# Instructions to follow:
Determine the number of lines that contain the word "name", then state that number and nothing more.

# Available records:
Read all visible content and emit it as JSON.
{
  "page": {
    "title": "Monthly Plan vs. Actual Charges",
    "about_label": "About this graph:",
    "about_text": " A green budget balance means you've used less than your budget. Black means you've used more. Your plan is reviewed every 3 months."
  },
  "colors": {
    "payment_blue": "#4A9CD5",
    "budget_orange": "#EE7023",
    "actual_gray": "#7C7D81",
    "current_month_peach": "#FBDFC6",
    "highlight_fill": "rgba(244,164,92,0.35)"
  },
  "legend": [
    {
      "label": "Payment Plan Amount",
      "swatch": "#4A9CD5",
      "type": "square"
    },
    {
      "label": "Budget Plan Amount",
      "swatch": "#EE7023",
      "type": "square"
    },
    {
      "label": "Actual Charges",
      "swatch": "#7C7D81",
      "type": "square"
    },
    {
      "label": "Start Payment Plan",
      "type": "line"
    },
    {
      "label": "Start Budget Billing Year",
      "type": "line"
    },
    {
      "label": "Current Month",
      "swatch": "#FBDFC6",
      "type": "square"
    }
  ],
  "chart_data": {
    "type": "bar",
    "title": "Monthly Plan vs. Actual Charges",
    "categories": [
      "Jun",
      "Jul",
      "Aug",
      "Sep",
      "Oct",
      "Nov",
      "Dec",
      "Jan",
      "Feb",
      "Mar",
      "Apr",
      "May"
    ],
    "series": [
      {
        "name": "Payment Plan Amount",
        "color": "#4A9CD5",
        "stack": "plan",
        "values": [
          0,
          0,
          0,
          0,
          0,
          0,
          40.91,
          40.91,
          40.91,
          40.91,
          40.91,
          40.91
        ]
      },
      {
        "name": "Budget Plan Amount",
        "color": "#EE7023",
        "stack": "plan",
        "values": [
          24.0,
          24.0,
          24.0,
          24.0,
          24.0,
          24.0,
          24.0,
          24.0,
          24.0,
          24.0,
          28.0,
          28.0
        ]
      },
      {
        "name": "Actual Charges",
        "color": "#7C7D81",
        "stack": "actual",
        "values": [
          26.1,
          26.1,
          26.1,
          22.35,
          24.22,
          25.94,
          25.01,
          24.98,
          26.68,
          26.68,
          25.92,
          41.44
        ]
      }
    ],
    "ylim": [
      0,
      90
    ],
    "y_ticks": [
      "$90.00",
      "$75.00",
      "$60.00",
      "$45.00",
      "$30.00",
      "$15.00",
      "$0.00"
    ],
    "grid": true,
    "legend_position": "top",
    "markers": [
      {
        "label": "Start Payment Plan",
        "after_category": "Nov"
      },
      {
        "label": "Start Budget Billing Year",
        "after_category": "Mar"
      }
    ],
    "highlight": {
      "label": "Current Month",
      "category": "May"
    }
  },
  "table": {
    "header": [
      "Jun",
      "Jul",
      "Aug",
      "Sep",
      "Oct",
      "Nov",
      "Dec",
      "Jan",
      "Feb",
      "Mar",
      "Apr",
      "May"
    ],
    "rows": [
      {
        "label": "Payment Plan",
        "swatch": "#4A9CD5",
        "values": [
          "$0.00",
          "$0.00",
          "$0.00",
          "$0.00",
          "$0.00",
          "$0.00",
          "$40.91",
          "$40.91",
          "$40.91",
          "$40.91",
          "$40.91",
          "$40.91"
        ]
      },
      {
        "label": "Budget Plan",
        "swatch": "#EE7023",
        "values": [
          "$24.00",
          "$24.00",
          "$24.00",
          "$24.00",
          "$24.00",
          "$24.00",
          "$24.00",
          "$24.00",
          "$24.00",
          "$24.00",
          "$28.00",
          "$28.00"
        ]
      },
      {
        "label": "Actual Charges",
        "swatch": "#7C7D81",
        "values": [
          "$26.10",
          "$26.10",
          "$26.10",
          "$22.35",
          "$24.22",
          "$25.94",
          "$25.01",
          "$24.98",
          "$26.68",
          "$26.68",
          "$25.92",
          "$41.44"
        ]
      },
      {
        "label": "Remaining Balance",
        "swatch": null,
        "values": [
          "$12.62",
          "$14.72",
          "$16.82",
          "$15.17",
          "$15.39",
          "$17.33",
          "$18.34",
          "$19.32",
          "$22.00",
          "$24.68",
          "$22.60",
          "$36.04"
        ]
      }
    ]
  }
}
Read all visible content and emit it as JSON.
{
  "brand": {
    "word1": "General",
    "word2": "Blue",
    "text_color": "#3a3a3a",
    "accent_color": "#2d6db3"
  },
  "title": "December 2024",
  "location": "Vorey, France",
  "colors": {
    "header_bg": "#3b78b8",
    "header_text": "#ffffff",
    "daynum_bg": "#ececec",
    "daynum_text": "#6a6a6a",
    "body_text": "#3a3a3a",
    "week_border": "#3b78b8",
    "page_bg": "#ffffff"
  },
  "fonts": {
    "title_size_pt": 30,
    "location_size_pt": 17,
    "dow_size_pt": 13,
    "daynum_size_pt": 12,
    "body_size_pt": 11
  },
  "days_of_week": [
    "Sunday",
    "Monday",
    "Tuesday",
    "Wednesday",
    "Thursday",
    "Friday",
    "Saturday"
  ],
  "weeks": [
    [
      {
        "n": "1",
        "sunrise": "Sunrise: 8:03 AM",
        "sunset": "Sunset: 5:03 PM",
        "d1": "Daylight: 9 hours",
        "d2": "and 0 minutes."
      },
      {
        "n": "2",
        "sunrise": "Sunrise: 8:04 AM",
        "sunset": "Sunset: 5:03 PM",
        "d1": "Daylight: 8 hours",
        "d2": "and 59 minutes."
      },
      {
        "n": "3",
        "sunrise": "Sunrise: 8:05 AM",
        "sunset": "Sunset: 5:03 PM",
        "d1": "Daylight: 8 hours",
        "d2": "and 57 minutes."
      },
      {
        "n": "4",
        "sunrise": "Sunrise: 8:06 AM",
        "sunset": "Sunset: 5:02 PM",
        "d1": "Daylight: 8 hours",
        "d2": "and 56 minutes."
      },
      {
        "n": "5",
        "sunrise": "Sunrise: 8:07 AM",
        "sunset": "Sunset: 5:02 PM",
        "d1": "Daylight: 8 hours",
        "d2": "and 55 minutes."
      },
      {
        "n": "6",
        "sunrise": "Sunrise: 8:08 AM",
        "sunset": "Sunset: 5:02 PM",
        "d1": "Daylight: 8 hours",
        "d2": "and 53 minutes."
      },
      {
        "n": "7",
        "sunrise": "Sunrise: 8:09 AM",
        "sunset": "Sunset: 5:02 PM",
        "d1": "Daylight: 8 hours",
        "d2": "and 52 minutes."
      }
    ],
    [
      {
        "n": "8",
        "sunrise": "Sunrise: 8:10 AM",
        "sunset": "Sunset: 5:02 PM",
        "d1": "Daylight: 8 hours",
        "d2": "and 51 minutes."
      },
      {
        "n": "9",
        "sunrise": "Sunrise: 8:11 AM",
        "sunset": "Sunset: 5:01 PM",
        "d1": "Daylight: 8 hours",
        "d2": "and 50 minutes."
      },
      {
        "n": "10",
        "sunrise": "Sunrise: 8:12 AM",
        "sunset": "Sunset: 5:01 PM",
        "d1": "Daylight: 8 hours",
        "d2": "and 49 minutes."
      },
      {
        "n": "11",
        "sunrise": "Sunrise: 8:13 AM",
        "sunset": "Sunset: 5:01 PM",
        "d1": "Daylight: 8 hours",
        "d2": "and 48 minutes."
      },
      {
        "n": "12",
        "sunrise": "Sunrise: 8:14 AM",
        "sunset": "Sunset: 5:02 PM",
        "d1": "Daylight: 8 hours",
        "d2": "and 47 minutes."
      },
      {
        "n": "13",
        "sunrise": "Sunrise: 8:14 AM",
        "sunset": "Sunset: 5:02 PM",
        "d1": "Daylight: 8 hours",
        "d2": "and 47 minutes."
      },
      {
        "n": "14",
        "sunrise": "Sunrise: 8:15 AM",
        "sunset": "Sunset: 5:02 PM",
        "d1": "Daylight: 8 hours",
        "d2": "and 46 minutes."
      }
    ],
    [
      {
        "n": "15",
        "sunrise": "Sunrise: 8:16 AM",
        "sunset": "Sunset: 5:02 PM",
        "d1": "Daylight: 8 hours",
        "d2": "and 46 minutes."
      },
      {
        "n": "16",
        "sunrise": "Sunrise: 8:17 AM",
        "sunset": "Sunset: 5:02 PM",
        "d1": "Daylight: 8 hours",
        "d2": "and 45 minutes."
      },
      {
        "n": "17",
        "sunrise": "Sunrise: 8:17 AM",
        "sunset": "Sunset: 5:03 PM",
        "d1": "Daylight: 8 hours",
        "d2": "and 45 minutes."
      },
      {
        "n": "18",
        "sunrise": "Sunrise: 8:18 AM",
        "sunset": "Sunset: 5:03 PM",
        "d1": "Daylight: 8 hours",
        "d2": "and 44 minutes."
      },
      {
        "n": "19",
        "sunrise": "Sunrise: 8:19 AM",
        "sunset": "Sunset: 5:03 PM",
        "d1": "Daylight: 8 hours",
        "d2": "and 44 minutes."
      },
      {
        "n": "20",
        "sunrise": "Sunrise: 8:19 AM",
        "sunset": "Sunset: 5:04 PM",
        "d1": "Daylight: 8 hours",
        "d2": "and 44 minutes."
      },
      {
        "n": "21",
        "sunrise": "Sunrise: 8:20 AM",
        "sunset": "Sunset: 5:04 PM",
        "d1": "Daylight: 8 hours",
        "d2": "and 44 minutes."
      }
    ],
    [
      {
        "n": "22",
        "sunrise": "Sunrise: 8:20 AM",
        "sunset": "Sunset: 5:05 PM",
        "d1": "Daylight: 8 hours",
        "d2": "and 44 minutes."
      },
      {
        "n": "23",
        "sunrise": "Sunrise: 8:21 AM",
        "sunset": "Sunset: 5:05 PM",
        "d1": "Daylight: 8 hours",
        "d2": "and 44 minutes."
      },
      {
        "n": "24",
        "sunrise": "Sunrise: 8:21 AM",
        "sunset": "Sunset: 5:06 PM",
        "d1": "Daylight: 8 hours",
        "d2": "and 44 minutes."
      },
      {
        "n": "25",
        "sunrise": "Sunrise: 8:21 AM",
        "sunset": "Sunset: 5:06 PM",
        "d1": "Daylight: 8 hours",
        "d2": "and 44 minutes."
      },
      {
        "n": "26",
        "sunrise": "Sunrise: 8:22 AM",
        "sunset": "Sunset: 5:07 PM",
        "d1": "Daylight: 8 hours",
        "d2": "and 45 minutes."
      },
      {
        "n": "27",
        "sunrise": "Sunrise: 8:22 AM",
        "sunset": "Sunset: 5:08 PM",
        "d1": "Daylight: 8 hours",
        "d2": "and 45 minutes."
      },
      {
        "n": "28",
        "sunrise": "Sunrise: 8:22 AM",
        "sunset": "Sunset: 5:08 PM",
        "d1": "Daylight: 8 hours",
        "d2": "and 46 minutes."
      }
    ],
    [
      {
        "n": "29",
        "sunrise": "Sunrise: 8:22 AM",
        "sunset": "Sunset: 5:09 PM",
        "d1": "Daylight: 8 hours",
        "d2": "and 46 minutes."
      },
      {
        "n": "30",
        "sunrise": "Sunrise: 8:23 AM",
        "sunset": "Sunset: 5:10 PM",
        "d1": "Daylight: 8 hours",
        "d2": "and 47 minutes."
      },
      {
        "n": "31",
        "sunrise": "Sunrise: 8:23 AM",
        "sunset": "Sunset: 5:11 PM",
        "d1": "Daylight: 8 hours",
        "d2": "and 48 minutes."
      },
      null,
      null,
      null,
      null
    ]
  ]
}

# Answer:
3